Copy out the records below line for line without changing anything, and leave out the pictures.

******************************

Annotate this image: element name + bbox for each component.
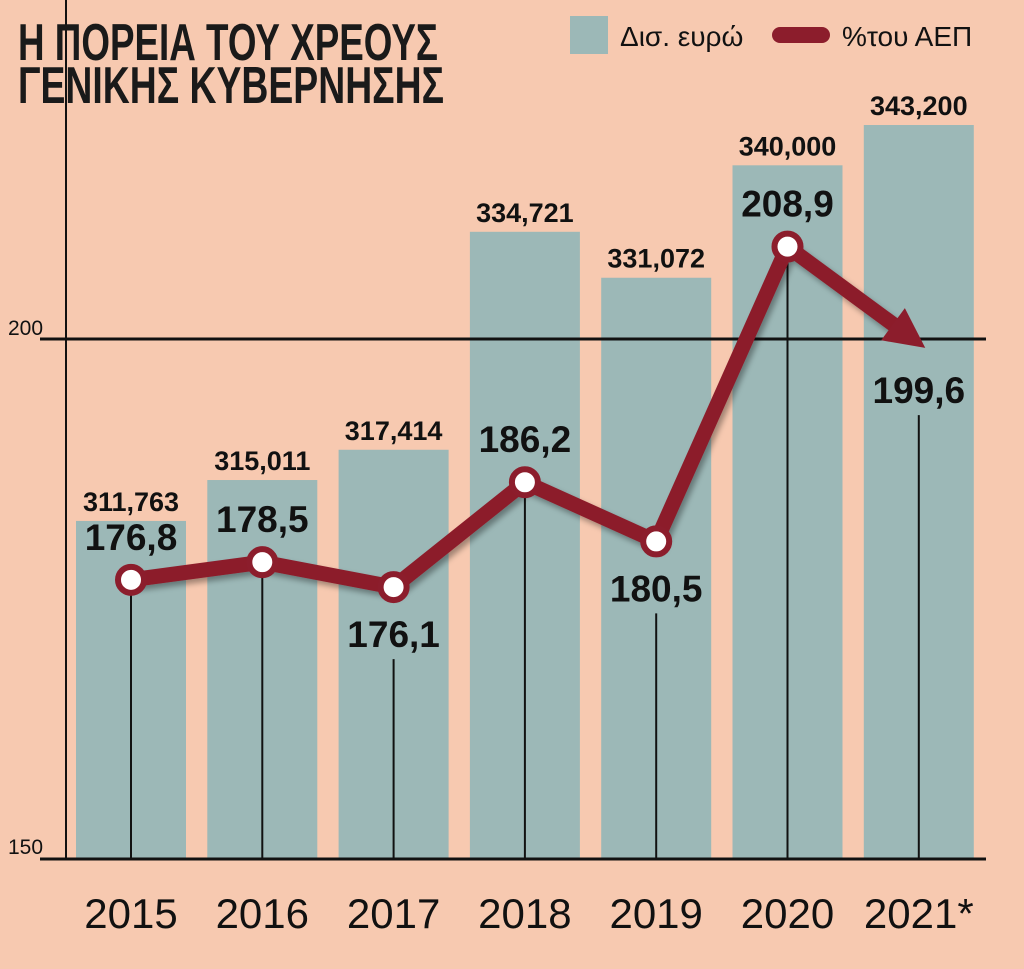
line-point-marker [508,466,541,499]
point-value-label: 186,2 [479,419,572,460]
guide-lines-layer [130,246,920,858]
bar-value-label: 334,721 [476,198,574,228]
line-point-marker [771,230,804,263]
legend-line-label: %του ΑΕΠ [842,21,972,52]
x-tick-label: 2018 [478,890,571,937]
line-point-marker [377,571,410,604]
labels-layer: 311,763 2015 315,011 2016 317,414 2017 334,721… [83,91,974,937]
y-tick-label: 150 [8,836,43,859]
bar-value-label: 311,763 [83,487,179,517]
line-point-marker [246,546,279,579]
x-tick-label: 2019 [609,890,702,937]
x-tick-label: 2021* [864,890,974,937]
legend-bar-label: Δισ. ευρώ [620,21,743,52]
point-value-label: 180,5 [610,568,703,609]
point-value-label: 176,1 [347,614,440,655]
line-point-marker [640,525,673,558]
x-tick-label: 2020 [741,890,834,937]
line-point-marker [115,563,147,596]
x-tick-label: 2016 [216,890,309,937]
legend: Δισ. ευρώ %του ΑΕΠ [570,16,972,54]
line-arrowhead [881,308,926,348]
axis-layer: 200 150 [8,0,986,861]
x-tick-label: 2015 [84,890,177,937]
chart-title-line1: Η ΠΟΡΕΙΑ ΤΟΥ ΧΡΕΟΥΣ [18,14,438,72]
x-tick-label: 2017 [347,890,440,937]
bar-value-label: 343,200 [870,91,968,121]
bar-value-label: 331,072 [607,244,705,274]
legend-bar-swatch [570,16,608,54]
point-value-label: 178,5 [216,499,309,540]
bar-value-label: 317,414 [345,416,443,446]
point-value-label: 176,8 [85,517,178,558]
bar-value-label: 315,011 [214,446,310,476]
point-value-label: 208,9 [741,184,834,225]
bar-value-label: 340,000 [739,131,837,161]
y-tick-label: 200 [8,317,43,340]
chart-title-line2: ΓΕΝΙΚΗΣ ΚΥΒΕΡΝΗΣΗΣ [18,57,444,115]
point-value-label: 199,6 [873,370,966,411]
line-series-layer [115,230,926,604]
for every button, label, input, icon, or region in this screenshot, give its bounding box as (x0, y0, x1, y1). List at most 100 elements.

******************************

> _The reply_
Annotate this image: element name + bbox for each component.
line-point-marker [508,466,541,499]
point-value-label: 186,2 [479,419,572,460]
guide-lines-layer [130,246,920,858]
bar-value-label: 334,721 [476,198,574,228]
line-point-marker [771,230,804,263]
legend-line-label: %του ΑΕΠ [842,21,972,52]
x-tick-label: 2018 [478,890,571,937]
line-point-marker [377,571,410,604]
labels-layer: 311,763 2015 315,011 2016 317,414 2017 334,721… [83,91,974,937]
y-tick-label: 150 [8,836,43,859]
bar-value-label: 311,763 [83,487,179,517]
line-point-marker [246,546,279,579]
x-tick-label: 2019 [609,890,702,937]
x-tick-label: 2021* [864,890,974,937]
legend-bar-label: Δισ. ευρώ [620,21,743,52]
point-value-label: 180,5 [610,568,703,609]
point-value-label: 176,1 [347,614,440,655]
line-point-marker [640,525,673,558]
x-tick-label: 2020 [741,890,834,937]
line-point-marker [115,563,147,596]
x-tick-label: 2016 [216,890,309,937]
legend: Δισ. ευρώ %του ΑΕΠ [570,16,972,54]
line-arrowhead [881,308,926,348]
axis-layer: 200 150 [8,0,986,861]
x-tick-label: 2015 [84,890,177,937]
chart-title-line1: Η ΠΟΡΕΙΑ ΤΟΥ ΧΡΕΟΥΣ [18,14,438,72]
x-tick-label: 2017 [347,890,440,937]
bar-value-label: 343,200 [870,91,968,121]
bar-value-label: 331,072 [607,244,705,274]
legend-bar-swatch [570,16,608,54]
point-value-label: 178,5 [216,499,309,540]
bar-value-label: 317,414 [345,416,443,446]
point-value-label: 176,8 [85,517,178,558]
bar-value-label: 315,011 [214,446,310,476]
point-value-label: 208,9 [741,184,834,225]
bar-value-label: 340,000 [739,131,837,161]
y-tick-label: 200 [8,317,43,340]
chart-title-line2: ΓΕΝΙΚΗΣ ΚΥΒΕΡΝΗΣΗΣ [18,57,444,115]
point-value-label: 199,6 [873,370,966,411]
line-series-layer [115,230,926,604]
for every button, label, input, icon, or region in this screenshot, give its bounding box as (x0, y0, x1, y1). List at most 100 elements.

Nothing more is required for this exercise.